(Instruction)
Pick out each line in these entries that contains the string "consumption".

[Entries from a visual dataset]
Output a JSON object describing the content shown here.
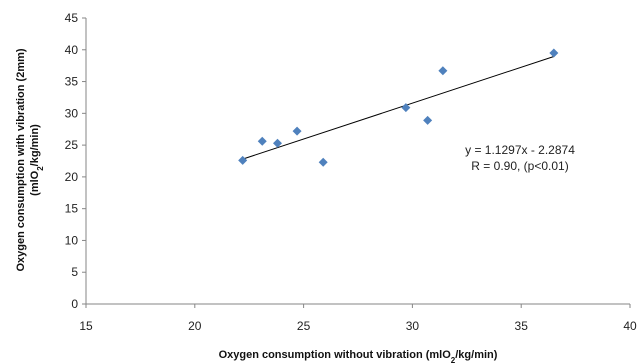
{
  "chart_data": {
    "type": "scatter",
    "x_label_parts": [
      "Oxygen consumption without vibration (mlO",
      "2",
      "/kg/min)"
    ],
    "y_label_line1": "Oxygen consumption with vibration (2mm)",
    "y_label_line2_parts": [
      "(mlO",
      "2",
      "/kg/min)"
    ],
    "xlim": [
      15,
      40
    ],
    "ylim": [
      0,
      45
    ],
    "x_ticks": [
      15,
      20,
      25,
      30,
      35,
      40
    ],
    "y_ticks": [
      0,
      5,
      10,
      15,
      20,
      25,
      30,
      35,
      40,
      45
    ],
    "x_tick_labels": [
      "15",
      "20",
      "25",
      "30",
      "35",
      "40"
    ],
    "y_tick_labels": [
      "0",
      "5",
      "10",
      "15",
      "20",
      "25",
      "30",
      "35",
      "40",
      "45"
    ],
    "points": [
      {
        "x": 22.2,
        "y": 22.6
      },
      {
        "x": 23.1,
        "y": 25.6
      },
      {
        "x": 23.8,
        "y": 25.3
      },
      {
        "x": 24.7,
        "y": 27.2
      },
      {
        "x": 25.9,
        "y": 22.3
      },
      {
        "x": 29.7,
        "y": 30.9
      },
      {
        "x": 30.7,
        "y": 28.9
      },
      {
        "x": 31.4,
        "y": 36.7
      },
      {
        "x": 36.5,
        "y": 39.5
      }
    ],
    "trendline": {
      "slope": 1.1297,
      "intercept": -2.2874,
      "x_range": [
        22.2,
        36.5
      ],
      "equation": "y = 1.1297x - 2.2874",
      "r_text": "R = 0.90, (p<0.01)"
    },
    "grid": false,
    "legend": false
  },
  "colors": {
    "marker": "#4F81BD",
    "trendline": "#000000",
    "axis": "#868686"
  }
}
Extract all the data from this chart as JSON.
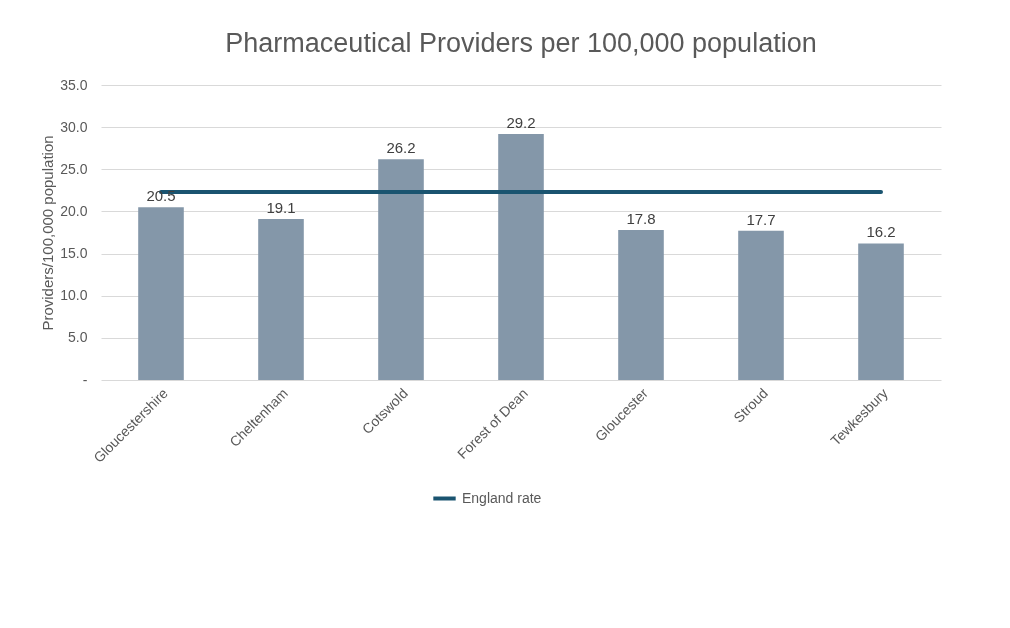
{
  "chart_data": {
    "type": "bar",
    "title": "Pharmaceutical Providers per 100,000 population",
    "ylabel": "Providers/100,000 population",
    "categories": [
      "Gloucestershire",
      "Cheltenham",
      "Cotswold",
      "Forest of Dean",
      "Gloucester",
      "Stroud",
      "Tewkesbury"
    ],
    "series": [
      {
        "color": "#8497a9",
        "values": [
          20.5,
          19.1,
          26.2,
          29.2,
          17.8,
          17.7,
          16.2
        ],
        "value_labels": [
          "20.5",
          "19.1",
          "26.2",
          "29.2",
          "17.8",
          "17.7",
          "16.2"
        ]
      },
      {
        "type": "line",
        "name": "England rate",
        "color": "#1a5470",
        "values": [
          22.3,
          22.3,
          22.3,
          22.3,
          22.3,
          22.3,
          22.3
        ]
      }
    ],
    "ylim": [
      0,
      35
    ],
    "yticks": [
      {
        "value": 0,
        "label": "-"
      },
      {
        "value": 5,
        "label": "5.0"
      },
      {
        "value": 10,
        "label": "10.0"
      },
      {
        "value": 15,
        "label": "15.0"
      },
      {
        "value": 20,
        "label": "20.0"
      },
      {
        "value": 25,
        "label": "25.0"
      },
      {
        "value": 30,
        "label": "30.0"
      },
      {
        "value": 35,
        "label": "35.0"
      }
    ],
    "grid": "y",
    "legend": "bottom"
  }
}
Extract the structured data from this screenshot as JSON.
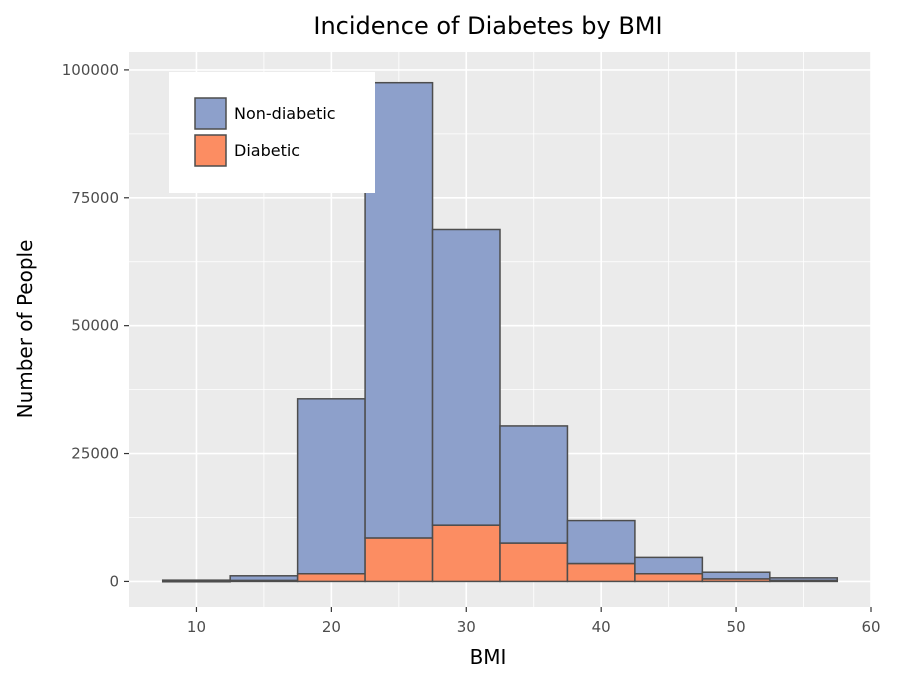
{
  "chart_data": {
    "type": "bar",
    "title": "Incidence of Diabetes by BMI",
    "xlabel": "BMI",
    "ylabel": "Number of People",
    "xlim": [
      5,
      60
    ],
    "ylim": [
      -5000,
      103500
    ],
    "x_ticks": [
      10,
      20,
      30,
      40,
      50,
      60
    ],
    "y_ticks": [
      0,
      25000,
      50000,
      75000,
      100000
    ],
    "bin_width": 5,
    "stacked": true,
    "bins": [
      10,
      15,
      20,
      25,
      30,
      35,
      40,
      45,
      50,
      55
    ],
    "series": [
      {
        "name": "Diabetic",
        "color": "#fc8d62",
        "values": [
          30,
          200,
          1500,
          8500,
          11000,
          7500,
          3500,
          1500,
          500,
          200
        ]
      },
      {
        "name": "Non-diabetic",
        "color": "#8da0cb",
        "values": [
          220,
          900,
          34200,
          89000,
          57800,
          22900,
          8400,
          3200,
          1300,
          500
        ]
      }
    ],
    "legend": {
      "position": "top-left",
      "entries": [
        "Non-diabetic",
        "Diabetic"
      ]
    },
    "panel_background": "#ebebeb",
    "grid": true,
    "bar_outline": "#4d4d4d"
  }
}
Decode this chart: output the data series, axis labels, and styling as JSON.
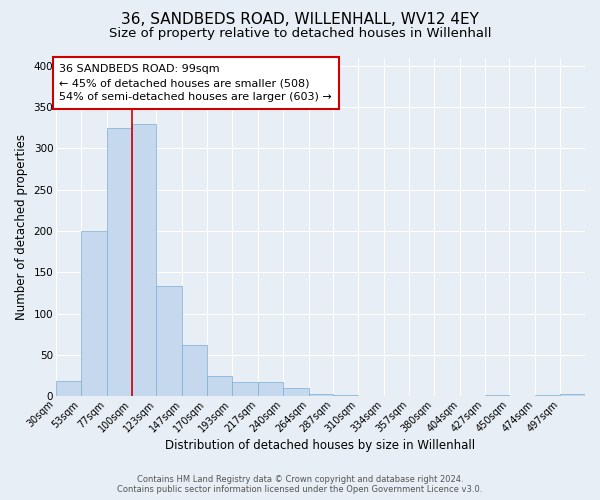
{
  "title": "36, SANDBEDS ROAD, WILLENHALL, WV12 4EY",
  "subtitle": "Size of property relative to detached houses in Willenhall",
  "xlabel": "Distribution of detached houses by size in Willenhall",
  "ylabel": "Number of detached properties",
  "bins": [
    30,
    53,
    77,
    100,
    123,
    147,
    170,
    193,
    217,
    240,
    264,
    287,
    310,
    334,
    357,
    380,
    404,
    427,
    450,
    474,
    497
  ],
  "bar_heights": [
    19,
    200,
    325,
    330,
    133,
    62,
    25,
    17,
    17,
    10,
    3,
    1,
    0,
    0,
    0,
    0,
    0,
    1,
    0,
    1,
    3
  ],
  "bar_color": "#c5d8ee",
  "bar_edge_color": "#7aadd4",
  "vline_x": 100,
  "vline_color": "#cc0000",
  "annotation_text": "36 SANDBEDS ROAD: 99sqm\n← 45% of detached houses are smaller (508)\n54% of semi-detached houses are larger (603) →",
  "annotation_box_facecolor": "#ffffff",
  "annotation_box_edgecolor": "#cc0000",
  "ylim": [
    0,
    410
  ],
  "yticks": [
    0,
    50,
    100,
    150,
    200,
    250,
    300,
    350,
    400
  ],
  "bg_color": "#e8eef5",
  "grid_color": "#c8d4e0",
  "footer_text": "Contains HM Land Registry data © Crown copyright and database right 2024.\nContains public sector information licensed under the Open Government Licence v3.0.",
  "title_fontsize": 11,
  "subtitle_fontsize": 9.5,
  "tick_fontsize": 7,
  "ylabel_fontsize": 8.5,
  "xlabel_fontsize": 8.5,
  "annotation_fontsize": 8,
  "footer_fontsize": 6
}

(In response)
      "Oxygen consumption without vibration (mlO",
    "y_label_line1": "Oxygen consumption with vibration (2mm)",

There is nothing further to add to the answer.